▶ _EXERCISE_
Look through the lines of the material and count those containing "this". Give that count alone.

▶ _Entries taken from a collection_
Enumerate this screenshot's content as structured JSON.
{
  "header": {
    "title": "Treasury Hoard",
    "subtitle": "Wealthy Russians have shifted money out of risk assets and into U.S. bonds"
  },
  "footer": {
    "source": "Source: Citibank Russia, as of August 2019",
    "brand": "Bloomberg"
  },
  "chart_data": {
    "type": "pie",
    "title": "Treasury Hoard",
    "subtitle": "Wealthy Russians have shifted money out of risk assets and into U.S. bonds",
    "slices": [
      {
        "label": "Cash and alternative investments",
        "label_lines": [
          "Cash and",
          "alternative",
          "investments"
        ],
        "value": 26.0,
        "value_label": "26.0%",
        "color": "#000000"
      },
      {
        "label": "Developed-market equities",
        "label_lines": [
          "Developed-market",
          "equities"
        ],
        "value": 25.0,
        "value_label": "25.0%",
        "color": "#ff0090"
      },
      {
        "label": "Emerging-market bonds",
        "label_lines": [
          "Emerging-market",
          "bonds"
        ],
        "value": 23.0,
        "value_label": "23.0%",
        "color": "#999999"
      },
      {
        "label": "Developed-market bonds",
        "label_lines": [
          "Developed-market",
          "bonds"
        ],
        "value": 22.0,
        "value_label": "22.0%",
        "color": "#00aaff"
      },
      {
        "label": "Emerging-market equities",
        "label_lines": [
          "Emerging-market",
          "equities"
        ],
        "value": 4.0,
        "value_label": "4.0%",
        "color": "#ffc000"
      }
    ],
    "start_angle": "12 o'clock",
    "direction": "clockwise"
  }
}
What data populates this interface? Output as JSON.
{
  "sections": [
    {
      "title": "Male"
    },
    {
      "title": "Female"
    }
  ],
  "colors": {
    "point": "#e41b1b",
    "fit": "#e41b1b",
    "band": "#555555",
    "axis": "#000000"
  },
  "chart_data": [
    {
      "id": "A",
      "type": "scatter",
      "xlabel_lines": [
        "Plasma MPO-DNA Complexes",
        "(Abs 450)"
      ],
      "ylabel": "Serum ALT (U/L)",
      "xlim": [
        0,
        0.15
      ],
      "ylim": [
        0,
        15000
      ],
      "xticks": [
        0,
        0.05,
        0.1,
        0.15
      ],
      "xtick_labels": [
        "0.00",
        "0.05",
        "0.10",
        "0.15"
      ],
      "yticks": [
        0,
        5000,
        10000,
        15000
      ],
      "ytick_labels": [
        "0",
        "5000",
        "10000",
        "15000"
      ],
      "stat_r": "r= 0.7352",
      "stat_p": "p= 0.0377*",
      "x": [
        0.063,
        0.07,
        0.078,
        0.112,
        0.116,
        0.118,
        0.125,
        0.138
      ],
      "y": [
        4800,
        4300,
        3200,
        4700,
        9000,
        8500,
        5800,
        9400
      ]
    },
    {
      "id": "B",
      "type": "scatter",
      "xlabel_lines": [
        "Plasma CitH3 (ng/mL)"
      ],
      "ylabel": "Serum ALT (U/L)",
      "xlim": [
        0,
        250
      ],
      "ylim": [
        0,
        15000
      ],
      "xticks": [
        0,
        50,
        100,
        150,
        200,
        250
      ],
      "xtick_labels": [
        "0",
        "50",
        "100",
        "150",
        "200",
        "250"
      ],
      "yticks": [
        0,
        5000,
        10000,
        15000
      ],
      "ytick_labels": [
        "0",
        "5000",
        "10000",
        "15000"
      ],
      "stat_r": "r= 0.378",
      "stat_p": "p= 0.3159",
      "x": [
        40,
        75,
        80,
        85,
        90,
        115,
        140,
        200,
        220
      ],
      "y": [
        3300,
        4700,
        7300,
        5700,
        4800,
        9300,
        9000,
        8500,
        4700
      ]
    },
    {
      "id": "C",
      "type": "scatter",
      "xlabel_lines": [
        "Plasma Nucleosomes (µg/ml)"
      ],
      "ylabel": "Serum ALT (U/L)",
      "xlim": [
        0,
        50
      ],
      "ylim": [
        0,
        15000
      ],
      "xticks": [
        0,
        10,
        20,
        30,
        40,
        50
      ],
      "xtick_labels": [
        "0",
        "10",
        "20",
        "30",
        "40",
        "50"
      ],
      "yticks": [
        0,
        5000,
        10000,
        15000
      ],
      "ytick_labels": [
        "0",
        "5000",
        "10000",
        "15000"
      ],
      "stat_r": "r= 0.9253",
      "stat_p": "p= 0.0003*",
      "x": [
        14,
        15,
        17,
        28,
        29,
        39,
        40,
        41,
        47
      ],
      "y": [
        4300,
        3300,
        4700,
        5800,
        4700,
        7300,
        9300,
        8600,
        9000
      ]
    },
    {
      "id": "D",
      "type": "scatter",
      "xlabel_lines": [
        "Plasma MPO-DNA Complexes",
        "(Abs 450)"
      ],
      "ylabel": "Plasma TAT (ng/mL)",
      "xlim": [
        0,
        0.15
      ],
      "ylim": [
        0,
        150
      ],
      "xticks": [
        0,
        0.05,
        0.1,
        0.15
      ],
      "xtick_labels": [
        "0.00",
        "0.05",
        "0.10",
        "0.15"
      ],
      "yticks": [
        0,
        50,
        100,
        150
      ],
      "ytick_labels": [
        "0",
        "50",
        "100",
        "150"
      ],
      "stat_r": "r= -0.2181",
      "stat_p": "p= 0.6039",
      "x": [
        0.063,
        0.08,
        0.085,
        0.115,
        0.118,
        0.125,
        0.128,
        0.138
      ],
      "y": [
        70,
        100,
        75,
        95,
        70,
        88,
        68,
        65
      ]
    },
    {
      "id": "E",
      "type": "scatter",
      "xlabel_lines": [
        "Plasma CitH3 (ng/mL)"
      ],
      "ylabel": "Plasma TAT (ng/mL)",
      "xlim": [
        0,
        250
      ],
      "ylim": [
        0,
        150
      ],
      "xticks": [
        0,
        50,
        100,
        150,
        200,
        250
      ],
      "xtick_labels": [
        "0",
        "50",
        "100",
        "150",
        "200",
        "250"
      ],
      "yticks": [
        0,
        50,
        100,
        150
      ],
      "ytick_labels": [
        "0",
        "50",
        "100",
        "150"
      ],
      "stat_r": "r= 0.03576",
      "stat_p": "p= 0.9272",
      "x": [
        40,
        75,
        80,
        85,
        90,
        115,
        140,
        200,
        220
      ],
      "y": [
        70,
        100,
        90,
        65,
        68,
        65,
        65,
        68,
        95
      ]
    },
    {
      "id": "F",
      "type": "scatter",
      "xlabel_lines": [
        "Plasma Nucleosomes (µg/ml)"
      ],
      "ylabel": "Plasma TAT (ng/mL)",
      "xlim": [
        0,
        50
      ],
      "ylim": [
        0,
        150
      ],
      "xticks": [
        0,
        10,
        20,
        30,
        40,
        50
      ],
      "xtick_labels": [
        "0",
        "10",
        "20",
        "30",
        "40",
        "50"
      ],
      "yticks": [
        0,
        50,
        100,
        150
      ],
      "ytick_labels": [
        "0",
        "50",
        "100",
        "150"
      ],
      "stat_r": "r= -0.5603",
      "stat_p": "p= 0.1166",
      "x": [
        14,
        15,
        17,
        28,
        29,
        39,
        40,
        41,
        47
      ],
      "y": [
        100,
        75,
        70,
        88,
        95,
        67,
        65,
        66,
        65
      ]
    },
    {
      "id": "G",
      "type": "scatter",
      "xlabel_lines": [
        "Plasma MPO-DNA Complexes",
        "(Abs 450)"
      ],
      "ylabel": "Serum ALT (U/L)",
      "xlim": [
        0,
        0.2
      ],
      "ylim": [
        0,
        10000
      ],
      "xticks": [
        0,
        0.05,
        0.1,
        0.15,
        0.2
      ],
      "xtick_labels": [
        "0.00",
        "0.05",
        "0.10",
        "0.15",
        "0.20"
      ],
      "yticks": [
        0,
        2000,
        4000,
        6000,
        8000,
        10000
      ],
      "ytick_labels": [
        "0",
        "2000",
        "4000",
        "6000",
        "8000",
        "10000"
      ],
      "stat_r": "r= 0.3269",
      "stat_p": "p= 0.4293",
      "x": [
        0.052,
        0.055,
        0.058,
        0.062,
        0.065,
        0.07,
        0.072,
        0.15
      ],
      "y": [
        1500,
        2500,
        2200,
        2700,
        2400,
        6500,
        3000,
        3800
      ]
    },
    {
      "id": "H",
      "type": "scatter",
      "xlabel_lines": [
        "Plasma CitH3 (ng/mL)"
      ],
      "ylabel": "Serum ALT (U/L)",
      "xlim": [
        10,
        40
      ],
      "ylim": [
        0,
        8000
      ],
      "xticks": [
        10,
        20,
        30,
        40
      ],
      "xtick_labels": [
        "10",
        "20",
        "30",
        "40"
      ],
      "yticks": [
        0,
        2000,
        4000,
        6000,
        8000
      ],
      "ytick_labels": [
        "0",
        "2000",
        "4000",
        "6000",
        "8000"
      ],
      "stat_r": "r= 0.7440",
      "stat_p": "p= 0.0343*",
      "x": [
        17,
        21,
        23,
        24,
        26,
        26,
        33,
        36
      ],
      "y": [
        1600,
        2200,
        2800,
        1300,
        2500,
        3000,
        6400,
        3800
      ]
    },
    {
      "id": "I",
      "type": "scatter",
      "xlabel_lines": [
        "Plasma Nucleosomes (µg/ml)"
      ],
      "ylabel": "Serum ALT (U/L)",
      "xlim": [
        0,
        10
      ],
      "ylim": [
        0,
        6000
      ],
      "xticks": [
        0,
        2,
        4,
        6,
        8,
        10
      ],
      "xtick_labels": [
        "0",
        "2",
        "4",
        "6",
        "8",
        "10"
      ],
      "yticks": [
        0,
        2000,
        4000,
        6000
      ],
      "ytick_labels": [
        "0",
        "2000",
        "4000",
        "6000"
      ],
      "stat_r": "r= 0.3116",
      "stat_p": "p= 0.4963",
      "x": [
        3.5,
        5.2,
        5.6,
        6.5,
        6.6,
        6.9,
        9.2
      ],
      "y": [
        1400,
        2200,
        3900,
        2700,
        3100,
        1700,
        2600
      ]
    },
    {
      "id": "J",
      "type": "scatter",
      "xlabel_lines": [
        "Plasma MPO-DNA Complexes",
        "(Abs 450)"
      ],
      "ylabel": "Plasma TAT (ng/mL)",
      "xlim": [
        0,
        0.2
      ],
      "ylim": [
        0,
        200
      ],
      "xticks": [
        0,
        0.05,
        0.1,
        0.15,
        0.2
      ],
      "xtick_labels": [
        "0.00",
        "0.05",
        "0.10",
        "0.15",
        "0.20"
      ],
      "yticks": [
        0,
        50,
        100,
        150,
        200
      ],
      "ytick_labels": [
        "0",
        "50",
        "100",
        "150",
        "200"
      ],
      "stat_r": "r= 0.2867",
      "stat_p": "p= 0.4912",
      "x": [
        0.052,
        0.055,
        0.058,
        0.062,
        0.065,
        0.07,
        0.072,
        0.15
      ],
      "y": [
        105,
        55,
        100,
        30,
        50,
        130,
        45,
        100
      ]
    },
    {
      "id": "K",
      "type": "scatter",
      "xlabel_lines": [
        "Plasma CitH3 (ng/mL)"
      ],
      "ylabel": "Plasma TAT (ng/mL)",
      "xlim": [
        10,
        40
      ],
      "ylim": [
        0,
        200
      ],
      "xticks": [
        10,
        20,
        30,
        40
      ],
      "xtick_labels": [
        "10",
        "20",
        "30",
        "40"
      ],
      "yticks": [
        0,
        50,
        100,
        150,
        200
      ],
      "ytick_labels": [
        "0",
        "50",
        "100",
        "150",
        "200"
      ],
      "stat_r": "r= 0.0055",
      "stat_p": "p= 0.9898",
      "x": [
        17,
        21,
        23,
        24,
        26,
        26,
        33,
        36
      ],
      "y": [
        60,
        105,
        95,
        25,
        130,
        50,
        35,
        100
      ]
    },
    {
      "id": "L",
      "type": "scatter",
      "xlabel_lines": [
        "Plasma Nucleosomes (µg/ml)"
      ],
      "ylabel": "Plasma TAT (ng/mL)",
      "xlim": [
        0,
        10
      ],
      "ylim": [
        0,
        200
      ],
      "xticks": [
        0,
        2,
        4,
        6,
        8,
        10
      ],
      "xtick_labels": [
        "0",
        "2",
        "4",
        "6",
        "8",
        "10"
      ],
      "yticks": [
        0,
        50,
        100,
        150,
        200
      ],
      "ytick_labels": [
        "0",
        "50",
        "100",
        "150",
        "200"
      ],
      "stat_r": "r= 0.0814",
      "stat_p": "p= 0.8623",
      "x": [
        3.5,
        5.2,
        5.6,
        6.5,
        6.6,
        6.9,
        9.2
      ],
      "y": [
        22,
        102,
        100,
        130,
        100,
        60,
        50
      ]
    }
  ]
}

▶ _ANSWER IN FULL_
2